- **Written task**: Your task is to write out the complete listing exactly as it is shown.

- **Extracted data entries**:
○ ○ ○ ○ ○ ○ ○

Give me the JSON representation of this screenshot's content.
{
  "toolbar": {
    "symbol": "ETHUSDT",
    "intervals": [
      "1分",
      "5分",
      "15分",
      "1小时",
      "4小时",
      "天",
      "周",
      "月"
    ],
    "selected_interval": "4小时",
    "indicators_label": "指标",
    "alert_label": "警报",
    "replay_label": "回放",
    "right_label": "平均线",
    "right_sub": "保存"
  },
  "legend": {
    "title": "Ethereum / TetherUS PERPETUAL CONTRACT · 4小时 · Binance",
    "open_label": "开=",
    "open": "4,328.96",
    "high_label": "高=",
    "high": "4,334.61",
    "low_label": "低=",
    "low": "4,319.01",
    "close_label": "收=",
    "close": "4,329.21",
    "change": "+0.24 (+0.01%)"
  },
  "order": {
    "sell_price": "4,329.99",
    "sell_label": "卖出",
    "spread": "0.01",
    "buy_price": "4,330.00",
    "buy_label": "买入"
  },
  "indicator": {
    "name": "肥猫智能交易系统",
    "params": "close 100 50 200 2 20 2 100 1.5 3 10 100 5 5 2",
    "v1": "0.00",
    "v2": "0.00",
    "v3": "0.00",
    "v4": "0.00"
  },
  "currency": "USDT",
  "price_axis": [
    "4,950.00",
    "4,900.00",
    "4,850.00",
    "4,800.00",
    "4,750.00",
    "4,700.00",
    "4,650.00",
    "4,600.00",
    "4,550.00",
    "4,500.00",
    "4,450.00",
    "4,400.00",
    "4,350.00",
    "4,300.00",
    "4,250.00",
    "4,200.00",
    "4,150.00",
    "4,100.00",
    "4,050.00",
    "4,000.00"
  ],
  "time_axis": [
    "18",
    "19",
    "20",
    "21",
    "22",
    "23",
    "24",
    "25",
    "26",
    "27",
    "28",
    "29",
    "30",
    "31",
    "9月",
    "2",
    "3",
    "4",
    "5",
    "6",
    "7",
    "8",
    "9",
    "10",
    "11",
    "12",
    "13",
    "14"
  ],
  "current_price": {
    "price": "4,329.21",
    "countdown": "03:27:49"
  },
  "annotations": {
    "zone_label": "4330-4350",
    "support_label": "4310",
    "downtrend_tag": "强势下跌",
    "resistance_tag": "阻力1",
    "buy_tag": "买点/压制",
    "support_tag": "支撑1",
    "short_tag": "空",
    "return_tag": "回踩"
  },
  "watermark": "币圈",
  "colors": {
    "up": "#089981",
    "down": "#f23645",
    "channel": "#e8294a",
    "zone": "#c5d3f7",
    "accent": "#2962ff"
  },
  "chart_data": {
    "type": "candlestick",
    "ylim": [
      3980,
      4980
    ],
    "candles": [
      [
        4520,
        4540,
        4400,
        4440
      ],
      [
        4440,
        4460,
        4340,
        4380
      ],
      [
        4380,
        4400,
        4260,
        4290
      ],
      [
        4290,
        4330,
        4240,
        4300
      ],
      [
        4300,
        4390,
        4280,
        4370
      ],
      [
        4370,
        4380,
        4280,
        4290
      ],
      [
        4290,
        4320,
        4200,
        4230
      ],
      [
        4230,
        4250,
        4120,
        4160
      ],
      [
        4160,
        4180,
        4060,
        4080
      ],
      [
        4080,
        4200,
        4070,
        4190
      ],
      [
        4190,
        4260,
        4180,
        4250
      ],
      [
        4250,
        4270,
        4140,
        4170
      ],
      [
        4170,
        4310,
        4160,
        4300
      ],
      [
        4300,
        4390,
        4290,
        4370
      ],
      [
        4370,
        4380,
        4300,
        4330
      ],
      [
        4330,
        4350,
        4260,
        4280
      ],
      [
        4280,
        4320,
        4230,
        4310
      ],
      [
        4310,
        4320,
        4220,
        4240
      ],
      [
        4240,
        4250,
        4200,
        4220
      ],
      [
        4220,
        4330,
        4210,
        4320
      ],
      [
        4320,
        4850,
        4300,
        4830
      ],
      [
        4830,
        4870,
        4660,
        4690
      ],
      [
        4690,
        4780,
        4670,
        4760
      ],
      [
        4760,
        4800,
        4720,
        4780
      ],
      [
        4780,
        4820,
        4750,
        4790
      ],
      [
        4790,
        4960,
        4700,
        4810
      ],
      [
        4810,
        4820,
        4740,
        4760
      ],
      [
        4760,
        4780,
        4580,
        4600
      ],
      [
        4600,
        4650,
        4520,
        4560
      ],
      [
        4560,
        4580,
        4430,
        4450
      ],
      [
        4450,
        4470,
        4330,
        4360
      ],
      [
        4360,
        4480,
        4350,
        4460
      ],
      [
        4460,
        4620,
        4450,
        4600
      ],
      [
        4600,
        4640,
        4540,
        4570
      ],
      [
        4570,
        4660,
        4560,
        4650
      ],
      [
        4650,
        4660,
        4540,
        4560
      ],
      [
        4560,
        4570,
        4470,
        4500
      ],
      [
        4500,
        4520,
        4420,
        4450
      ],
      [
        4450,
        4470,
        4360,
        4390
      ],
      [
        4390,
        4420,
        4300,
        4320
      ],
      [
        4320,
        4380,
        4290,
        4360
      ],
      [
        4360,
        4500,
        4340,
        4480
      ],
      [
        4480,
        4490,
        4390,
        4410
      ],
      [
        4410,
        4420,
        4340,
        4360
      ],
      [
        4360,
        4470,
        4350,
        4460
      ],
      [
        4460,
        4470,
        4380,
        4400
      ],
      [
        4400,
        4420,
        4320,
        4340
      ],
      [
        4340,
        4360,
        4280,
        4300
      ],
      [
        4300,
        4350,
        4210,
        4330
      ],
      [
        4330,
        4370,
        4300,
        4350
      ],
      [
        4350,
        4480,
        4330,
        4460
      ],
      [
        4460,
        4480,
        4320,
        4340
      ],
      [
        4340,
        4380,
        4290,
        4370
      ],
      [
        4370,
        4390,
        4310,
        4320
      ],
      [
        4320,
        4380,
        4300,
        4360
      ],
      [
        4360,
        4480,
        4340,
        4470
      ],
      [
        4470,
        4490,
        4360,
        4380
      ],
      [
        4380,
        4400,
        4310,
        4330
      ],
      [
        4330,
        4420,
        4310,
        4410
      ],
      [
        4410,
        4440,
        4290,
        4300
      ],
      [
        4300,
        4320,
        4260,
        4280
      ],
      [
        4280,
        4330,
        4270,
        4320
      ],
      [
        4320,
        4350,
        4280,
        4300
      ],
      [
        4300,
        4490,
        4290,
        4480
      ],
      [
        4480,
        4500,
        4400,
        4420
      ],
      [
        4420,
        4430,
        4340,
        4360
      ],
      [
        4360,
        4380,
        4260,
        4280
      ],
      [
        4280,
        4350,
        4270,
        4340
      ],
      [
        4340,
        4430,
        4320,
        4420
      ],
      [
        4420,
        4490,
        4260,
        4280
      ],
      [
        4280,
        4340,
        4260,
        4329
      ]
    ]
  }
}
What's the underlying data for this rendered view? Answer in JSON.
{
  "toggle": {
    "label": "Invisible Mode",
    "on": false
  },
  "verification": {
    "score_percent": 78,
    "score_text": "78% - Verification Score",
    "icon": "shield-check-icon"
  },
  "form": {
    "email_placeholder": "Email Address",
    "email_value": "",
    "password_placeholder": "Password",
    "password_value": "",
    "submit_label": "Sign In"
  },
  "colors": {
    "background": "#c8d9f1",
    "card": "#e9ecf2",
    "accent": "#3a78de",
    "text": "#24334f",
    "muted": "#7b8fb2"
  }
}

○ ○ ○ ○ ○ ○ ○

- **Result**:
Give me the JSON representation of this screenshot's content.
{
  "toolbar": {
    "symbol": "ETHUSDT",
    "intervals": [
      "1分",
      "5分",
      "15分",
      "1小时",
      "4小时",
      "天",
      "周",
      "月"
    ],
    "selected_interval": "4小时",
    "indicators_label": "指标",
    "alert_label": "警报",
    "replay_label": "回放",
    "right_label": "平均线",
    "right_sub": "保存"
  },
  "legend": {
    "title": "Ethereum / TetherUS PERPETUAL CONTRACT · 4小时 · Binance",
    "open_label": "开=",
    "open": "4,328.96",
    "high_label": "高=",
    "high": "4,334.61",
    "low_label": "低=",
    "low": "4,319.01",
    "close_label": "收=",
    "close": "4,329.21",
    "change": "+0.24 (+0.01%)"
  },
  "order": {
    "sell_price": "4,329.99",
    "sell_label": "卖出",
    "spread": "0.01",
    "buy_price": "4,330.00",
    "buy_label": "买入"
  },
  "indicator": {
    "name": "肥猫智能交易系统",
    "params": "close 100 50 200 2 20 2 100 1.5 3 10 100 5 5 2",
    "v1": "0.00",
    "v2": "0.00",
    "v3": "0.00",
    "v4": "0.00"
  },
  "currency": "USDT",
  "price_axis": [
    "4,950.00",
    "4,900.00",
    "4,850.00",
    "4,800.00",
    "4,750.00",
    "4,700.00",
    "4,650.00",
    "4,600.00",
    "4,550.00",
    "4,500.00",
    "4,450.00",
    "4,400.00",
    "4,350.00",
    "4,300.00",
    "4,250.00",
    "4,200.00",
    "4,150.00",
    "4,100.00",
    "4,050.00",
    "4,000.00"
  ],
  "time_axis": [
    "18",
    "19",
    "20",
    "21",
    "22",
    "23",
    "24",
    "25",
    "26",
    "27",
    "28",
    "29",
    "30",
    "31",
    "9月",
    "2",
    "3",
    "4",
    "5",
    "6",
    "7",
    "8",
    "9",
    "10",
    "11",
    "12",
    "13",
    "14"
  ],
  "current_price": {
    "price": "4,329.21",
    "countdown": "03:27:49"
  },
  "annotations": {
    "zone_label": "4330-4350",
    "support_label": "4310",
    "downtrend_tag": "强势下跌",
    "resistance_tag": "阻力1",
    "buy_tag": "买点/压制",
    "support_tag": "支撑1",
    "short_tag": "空",
    "return_tag": "回踩"
  },
  "watermark": "币圈",
  "colors": {
    "up": "#089981",
    "down": "#f23645",
    "channel": "#e8294a",
    "zone": "#c5d3f7",
    "accent": "#2962ff"
  },
  "chart_data": {
    "type": "candlestick",
    "ylim": [
      3980,
      4980
    ],
    "candles": [
      [
        4520,
        4540,
        4400,
        4440
      ],
      [
        4440,
        4460,
        4340,
        4380
      ],
      [
        4380,
        4400,
        4260,
        4290
      ],
      [
        4290,
        4330,
        4240,
        4300
      ],
      [
        4300,
        4390,
        4280,
        4370
      ],
      [
        4370,
        4380,
        4280,
        4290
      ],
      [
        4290,
        4320,
        4200,
        4230
      ],
      [
        4230,
        4250,
        4120,
        4160
      ],
      [
        4160,
        4180,
        4060,
        4080
      ],
      [
        4080,
        4200,
        4070,
        4190
      ],
      [
        4190,
        4260,
        4180,
        4250
      ],
      [
        4250,
        4270,
        4140,
        4170
      ],
      [
        4170,
        4310,
        4160,
        4300
      ],
      [
        4300,
        4390,
        4290,
        4370
      ],
      [
        4370,
        4380,
        4300,
        4330
      ],
      [
        4330,
        4350,
        4260,
        4280
      ],
      [
        4280,
        4320,
        4230,
        4310
      ],
      [
        4310,
        4320,
        4220,
        4240
      ],
      [
        4240,
        4250,
        4200,
        4220
      ],
      [
        4220,
        4330,
        4210,
        4320
      ],
      [
        4320,
        4850,
        4300,
        4830
      ],
      [
        4830,
        4870,
        4660,
        4690
      ],
      [
        4690,
        4780,
        4670,
        4760
      ],
      [
        4760,
        4800,
        4720,
        4780
      ],
      [
        4780,
        4820,
        4750,
        4790
      ],
      [
        4790,
        4960,
        4700,
        4810
      ],
      [
        4810,
        4820,
        4740,
        4760
      ],
      [
        4760,
        4780,
        4580,
        4600
      ],
      [
        4600,
        4650,
        4520,
        4560
      ],
      [
        4560,
        4580,
        4430,
        4450
      ],
      [
        4450,
        4470,
        4330,
        4360
      ],
      [
        4360,
        4480,
        4350,
        4460
      ],
      [
        4460,
        4620,
        4450,
        4600
      ],
      [
        4600,
        4640,
        4540,
        4570
      ],
      [
        4570,
        4660,
        4560,
        4650
      ],
      [
        4650,
        4660,
        4540,
        4560
      ],
      [
        4560,
        4570,
        4470,
        4500
      ],
      [
        4500,
        4520,
        4420,
        4450
      ],
      [
        4450,
        4470,
        4360,
        4390
      ],
      [
        4390,
        4420,
        4300,
        4320
      ],
      [
        4320,
        4380,
        4290,
        4360
      ],
      [
        4360,
        4500,
        4340,
        4480
      ],
      [
        4480,
        4490,
        4390,
        4410
      ],
      [
        4410,
        4420,
        4340,
        4360
      ],
      [
        4360,
        4470,
        4350,
        4460
      ],
      [
        4460,
        4470,
        4380,
        4400
      ],
      [
        4400,
        4420,
        4320,
        4340
      ],
      [
        4340,
        4360,
        4280,
        4300
      ],
      [
        4300,
        4350,
        4210,
        4330
      ],
      [
        4330,
        4370,
        4300,
        4350
      ],
      [
        4350,
        4480,
        4330,
        4460
      ],
      [
        4460,
        4480,
        4320,
        4340
      ],
      [
        4340,
        4380,
        4290,
        4370
      ],
      [
        4370,
        4390,
        4310,
        4320
      ],
      [
        4320,
        4380,
        4300,
        4360
      ],
      [
        4360,
        4480,
        4340,
        4470
      ],
      [
        4470,
        4490,
        4360,
        4380
      ],
      [
        4380,
        4400,
        4310,
        4330
      ],
      [
        4330,
        4420,
        4310,
        4410
      ],
      [
        4410,
        4440,
        4290,
        4300
      ],
      [
        4300,
        4320,
        4260,
        4280
      ],
      [
        4280,
        4330,
        4270,
        4320
      ],
      [
        4320,
        4350,
        4280,
        4300
      ],
      [
        4300,
        4490,
        4290,
        4480
      ],
      [
        4480,
        4500,
        4400,
        4420
      ],
      [
        4420,
        4430,
        4340,
        4360
      ],
      [
        4360,
        4380,
        4260,
        4280
      ],
      [
        4280,
        4350,
        4270,
        4340
      ],
      [
        4340,
        4430,
        4320,
        4420
      ],
      [
        4420,
        4490,
        4260,
        4280
      ],
      [
        4280,
        4340,
        4260,
        4329
      ]
    ]
  }
}
What's the underlying data for this rendered view? Answer in JSON.
{
  "toggle": {
    "label": "Invisible Mode",
    "on": false
  },
  "verification": {
    "score_percent": 78,
    "score_text": "78% - Verification Score",
    "icon": "shield-check-icon"
  },
  "form": {
    "email_placeholder": "Email Address",
    "email_value": "",
    "password_placeholder": "Password",
    "password_value": "",
    "submit_label": "Sign In"
  },
  "colors": {
    "background": "#c8d9f1",
    "card": "#e9ecf2",
    "accent": "#3a78de",
    "text": "#24334f",
    "muted": "#7b8fb2"
  }
}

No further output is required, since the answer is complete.